GIVEN RECORDS —
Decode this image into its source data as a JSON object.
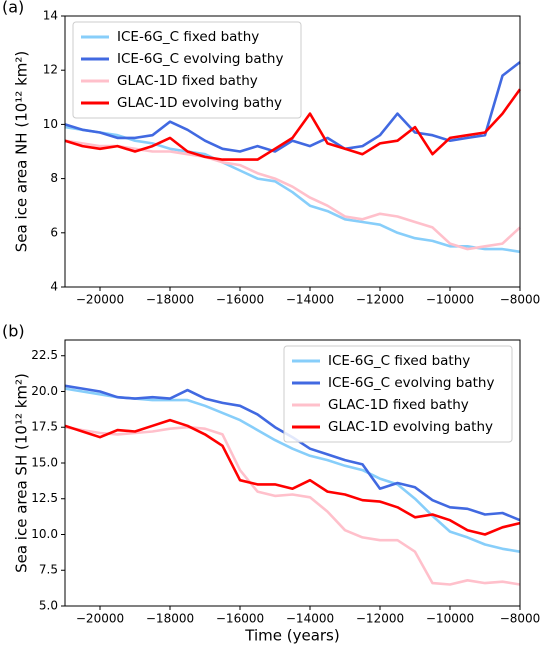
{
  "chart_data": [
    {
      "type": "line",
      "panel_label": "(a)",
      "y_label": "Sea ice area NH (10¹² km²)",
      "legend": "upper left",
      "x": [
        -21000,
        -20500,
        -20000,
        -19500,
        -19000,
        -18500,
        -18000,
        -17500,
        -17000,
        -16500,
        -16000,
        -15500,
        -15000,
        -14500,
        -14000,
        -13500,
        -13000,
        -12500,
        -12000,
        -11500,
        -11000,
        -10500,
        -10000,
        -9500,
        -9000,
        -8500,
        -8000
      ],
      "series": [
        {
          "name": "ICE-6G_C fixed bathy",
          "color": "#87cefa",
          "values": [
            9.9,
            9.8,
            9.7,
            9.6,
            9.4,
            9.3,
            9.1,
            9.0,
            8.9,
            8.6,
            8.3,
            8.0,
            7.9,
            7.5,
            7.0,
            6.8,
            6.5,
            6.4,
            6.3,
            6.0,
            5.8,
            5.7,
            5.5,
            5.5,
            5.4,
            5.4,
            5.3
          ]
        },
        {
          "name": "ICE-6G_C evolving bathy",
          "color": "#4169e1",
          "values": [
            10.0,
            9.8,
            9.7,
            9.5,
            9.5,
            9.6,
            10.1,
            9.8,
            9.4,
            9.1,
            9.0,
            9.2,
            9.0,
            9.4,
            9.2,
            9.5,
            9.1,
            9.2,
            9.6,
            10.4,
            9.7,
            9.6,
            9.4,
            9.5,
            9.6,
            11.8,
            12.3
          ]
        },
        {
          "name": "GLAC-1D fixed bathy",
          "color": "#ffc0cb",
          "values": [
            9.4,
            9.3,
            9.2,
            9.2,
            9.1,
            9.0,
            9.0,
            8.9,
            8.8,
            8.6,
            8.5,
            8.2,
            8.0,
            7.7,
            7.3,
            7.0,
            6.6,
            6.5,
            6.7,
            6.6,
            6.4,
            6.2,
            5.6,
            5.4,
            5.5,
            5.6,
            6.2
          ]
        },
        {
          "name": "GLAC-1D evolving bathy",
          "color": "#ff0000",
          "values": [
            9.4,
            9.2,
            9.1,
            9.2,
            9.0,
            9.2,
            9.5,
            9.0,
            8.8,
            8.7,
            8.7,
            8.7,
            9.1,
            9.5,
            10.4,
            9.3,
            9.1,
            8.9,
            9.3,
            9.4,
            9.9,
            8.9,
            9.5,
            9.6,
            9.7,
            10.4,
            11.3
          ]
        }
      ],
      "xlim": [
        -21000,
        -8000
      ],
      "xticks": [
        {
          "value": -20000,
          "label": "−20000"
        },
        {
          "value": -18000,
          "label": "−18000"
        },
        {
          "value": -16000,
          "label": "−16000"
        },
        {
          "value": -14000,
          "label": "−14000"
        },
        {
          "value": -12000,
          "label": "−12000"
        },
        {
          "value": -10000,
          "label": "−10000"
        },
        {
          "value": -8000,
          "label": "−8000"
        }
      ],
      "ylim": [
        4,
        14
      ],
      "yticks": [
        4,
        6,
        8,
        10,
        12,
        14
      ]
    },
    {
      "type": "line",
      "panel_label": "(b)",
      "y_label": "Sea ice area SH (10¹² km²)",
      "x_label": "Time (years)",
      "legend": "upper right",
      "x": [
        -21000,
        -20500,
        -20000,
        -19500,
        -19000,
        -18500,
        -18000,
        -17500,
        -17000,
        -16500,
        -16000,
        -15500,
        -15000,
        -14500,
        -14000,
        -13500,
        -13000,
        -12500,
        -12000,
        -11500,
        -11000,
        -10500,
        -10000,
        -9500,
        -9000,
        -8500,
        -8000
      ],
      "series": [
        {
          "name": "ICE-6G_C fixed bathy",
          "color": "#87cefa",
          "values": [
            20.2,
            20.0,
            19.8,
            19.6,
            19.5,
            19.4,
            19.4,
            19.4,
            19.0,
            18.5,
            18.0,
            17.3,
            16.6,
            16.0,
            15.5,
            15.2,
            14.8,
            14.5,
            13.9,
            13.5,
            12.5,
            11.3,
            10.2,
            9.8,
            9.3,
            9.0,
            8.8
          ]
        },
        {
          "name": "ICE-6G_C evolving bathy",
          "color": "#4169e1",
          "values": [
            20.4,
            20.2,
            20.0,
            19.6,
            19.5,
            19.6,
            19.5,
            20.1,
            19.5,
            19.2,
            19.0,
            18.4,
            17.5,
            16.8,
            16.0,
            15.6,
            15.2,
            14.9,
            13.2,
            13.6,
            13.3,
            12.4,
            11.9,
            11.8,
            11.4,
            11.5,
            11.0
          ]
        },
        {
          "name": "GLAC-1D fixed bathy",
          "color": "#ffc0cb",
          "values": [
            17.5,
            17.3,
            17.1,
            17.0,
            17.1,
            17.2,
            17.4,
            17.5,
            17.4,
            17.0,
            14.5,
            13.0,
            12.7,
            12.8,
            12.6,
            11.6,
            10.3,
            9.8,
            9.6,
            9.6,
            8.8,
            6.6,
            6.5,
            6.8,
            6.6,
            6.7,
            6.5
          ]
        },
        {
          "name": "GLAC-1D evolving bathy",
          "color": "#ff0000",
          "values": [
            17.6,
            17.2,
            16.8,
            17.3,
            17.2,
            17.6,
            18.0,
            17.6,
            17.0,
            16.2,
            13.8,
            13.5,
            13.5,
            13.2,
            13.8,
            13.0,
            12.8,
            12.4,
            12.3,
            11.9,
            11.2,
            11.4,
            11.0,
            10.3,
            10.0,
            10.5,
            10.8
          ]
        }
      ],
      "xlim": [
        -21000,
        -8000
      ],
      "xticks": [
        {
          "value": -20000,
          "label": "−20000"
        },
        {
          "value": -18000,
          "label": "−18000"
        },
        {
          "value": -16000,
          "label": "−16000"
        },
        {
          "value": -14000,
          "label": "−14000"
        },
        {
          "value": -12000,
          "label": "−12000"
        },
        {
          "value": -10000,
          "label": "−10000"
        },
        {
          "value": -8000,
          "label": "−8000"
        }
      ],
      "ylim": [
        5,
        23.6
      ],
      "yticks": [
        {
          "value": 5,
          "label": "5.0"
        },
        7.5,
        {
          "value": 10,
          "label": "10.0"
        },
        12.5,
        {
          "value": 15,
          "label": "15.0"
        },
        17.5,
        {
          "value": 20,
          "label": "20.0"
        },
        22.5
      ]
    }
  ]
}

PROBLEM TO SOLVE — Set every line down exactly as written, leaving each picture out.

RESULT —
Decode this image into its source data as a JSON object.
{
  "chart_data": [
    {
      "type": "line",
      "panel_label": "(a)",
      "y_label": "Sea ice area NH (10¹² km²)",
      "legend": "upper left",
      "x": [
        -21000,
        -20500,
        -20000,
        -19500,
        -19000,
        -18500,
        -18000,
        -17500,
        -17000,
        -16500,
        -16000,
        -15500,
        -15000,
        -14500,
        -14000,
        -13500,
        -13000,
        -12500,
        -12000,
        -11500,
        -11000,
        -10500,
        -10000,
        -9500,
        -9000,
        -8500,
        -8000
      ],
      "series": [
        {
          "name": "ICE-6G_C fixed bathy",
          "color": "#87cefa",
          "values": [
            9.9,
            9.8,
            9.7,
            9.6,
            9.4,
            9.3,
            9.1,
            9.0,
            8.9,
            8.6,
            8.3,
            8.0,
            7.9,
            7.5,
            7.0,
            6.8,
            6.5,
            6.4,
            6.3,
            6.0,
            5.8,
            5.7,
            5.5,
            5.5,
            5.4,
            5.4,
            5.3
          ]
        },
        {
          "name": "ICE-6G_C evolving bathy",
          "color": "#4169e1",
          "values": [
            10.0,
            9.8,
            9.7,
            9.5,
            9.5,
            9.6,
            10.1,
            9.8,
            9.4,
            9.1,
            9.0,
            9.2,
            9.0,
            9.4,
            9.2,
            9.5,
            9.1,
            9.2,
            9.6,
            10.4,
            9.7,
            9.6,
            9.4,
            9.5,
            9.6,
            11.8,
            12.3
          ]
        },
        {
          "name": "GLAC-1D fixed bathy",
          "color": "#ffc0cb",
          "values": [
            9.4,
            9.3,
            9.2,
            9.2,
            9.1,
            9.0,
            9.0,
            8.9,
            8.8,
            8.6,
            8.5,
            8.2,
            8.0,
            7.7,
            7.3,
            7.0,
            6.6,
            6.5,
            6.7,
            6.6,
            6.4,
            6.2,
            5.6,
            5.4,
            5.5,
            5.6,
            6.2
          ]
        },
        {
          "name": "GLAC-1D evolving bathy",
          "color": "#ff0000",
          "values": [
            9.4,
            9.2,
            9.1,
            9.2,
            9.0,
            9.2,
            9.5,
            9.0,
            8.8,
            8.7,
            8.7,
            8.7,
            9.1,
            9.5,
            10.4,
            9.3,
            9.1,
            8.9,
            9.3,
            9.4,
            9.9,
            8.9,
            9.5,
            9.6,
            9.7,
            10.4,
            11.3
          ]
        }
      ],
      "xlim": [
        -21000,
        -8000
      ],
      "xticks": [
        {
          "value": -20000,
          "label": "−20000"
        },
        {
          "value": -18000,
          "label": "−18000"
        },
        {
          "value": -16000,
          "label": "−16000"
        },
        {
          "value": -14000,
          "label": "−14000"
        },
        {
          "value": -12000,
          "label": "−12000"
        },
        {
          "value": -10000,
          "label": "−10000"
        },
        {
          "value": -8000,
          "label": "−8000"
        }
      ],
      "ylim": [
        4,
        14
      ],
      "yticks": [
        4,
        6,
        8,
        10,
        12,
        14
      ]
    },
    {
      "type": "line",
      "panel_label": "(b)",
      "y_label": "Sea ice area SH (10¹² km²)",
      "x_label": "Time (years)",
      "legend": "upper right",
      "x": [
        -21000,
        -20500,
        -20000,
        -19500,
        -19000,
        -18500,
        -18000,
        -17500,
        -17000,
        -16500,
        -16000,
        -15500,
        -15000,
        -14500,
        -14000,
        -13500,
        -13000,
        -12500,
        -12000,
        -11500,
        -11000,
        -10500,
        -10000,
        -9500,
        -9000,
        -8500,
        -8000
      ],
      "series": [
        {
          "name": "ICE-6G_C fixed bathy",
          "color": "#87cefa",
          "values": [
            20.2,
            20.0,
            19.8,
            19.6,
            19.5,
            19.4,
            19.4,
            19.4,
            19.0,
            18.5,
            18.0,
            17.3,
            16.6,
            16.0,
            15.5,
            15.2,
            14.8,
            14.5,
            13.9,
            13.5,
            12.5,
            11.3,
            10.2,
            9.8,
            9.3,
            9.0,
            8.8
          ]
        },
        {
          "name": "ICE-6G_C evolving bathy",
          "color": "#4169e1",
          "values": [
            20.4,
            20.2,
            20.0,
            19.6,
            19.5,
            19.6,
            19.5,
            20.1,
            19.5,
            19.2,
            19.0,
            18.4,
            17.5,
            16.8,
            16.0,
            15.6,
            15.2,
            14.9,
            13.2,
            13.6,
            13.3,
            12.4,
            11.9,
            11.8,
            11.4,
            11.5,
            11.0
          ]
        },
        {
          "name": "GLAC-1D fixed bathy",
          "color": "#ffc0cb",
          "values": [
            17.5,
            17.3,
            17.1,
            17.0,
            17.1,
            17.2,
            17.4,
            17.5,
            17.4,
            17.0,
            14.5,
            13.0,
            12.7,
            12.8,
            12.6,
            11.6,
            10.3,
            9.8,
            9.6,
            9.6,
            8.8,
            6.6,
            6.5,
            6.8,
            6.6,
            6.7,
            6.5
          ]
        },
        {
          "name": "GLAC-1D evolving bathy",
          "color": "#ff0000",
          "values": [
            17.6,
            17.2,
            16.8,
            17.3,
            17.2,
            17.6,
            18.0,
            17.6,
            17.0,
            16.2,
            13.8,
            13.5,
            13.5,
            13.2,
            13.8,
            13.0,
            12.8,
            12.4,
            12.3,
            11.9,
            11.2,
            11.4,
            11.0,
            10.3,
            10.0,
            10.5,
            10.8
          ]
        }
      ],
      "xlim": [
        -21000,
        -8000
      ],
      "xticks": [
        {
          "value": -20000,
          "label": "−20000"
        },
        {
          "value": -18000,
          "label": "−18000"
        },
        {
          "value": -16000,
          "label": "−16000"
        },
        {
          "value": -14000,
          "label": "−14000"
        },
        {
          "value": -12000,
          "label": "−12000"
        },
        {
          "value": -10000,
          "label": "−10000"
        },
        {
          "value": -8000,
          "label": "−8000"
        }
      ],
      "ylim": [
        5,
        23.6
      ],
      "yticks": [
        {
          "value": 5,
          "label": "5.0"
        },
        7.5,
        {
          "value": 10,
          "label": "10.0"
        },
        12.5,
        {
          "value": 15,
          "label": "15.0"
        },
        17.5,
        {
          "value": 20,
          "label": "20.0"
        },
        22.5
      ]
    }
  ]
}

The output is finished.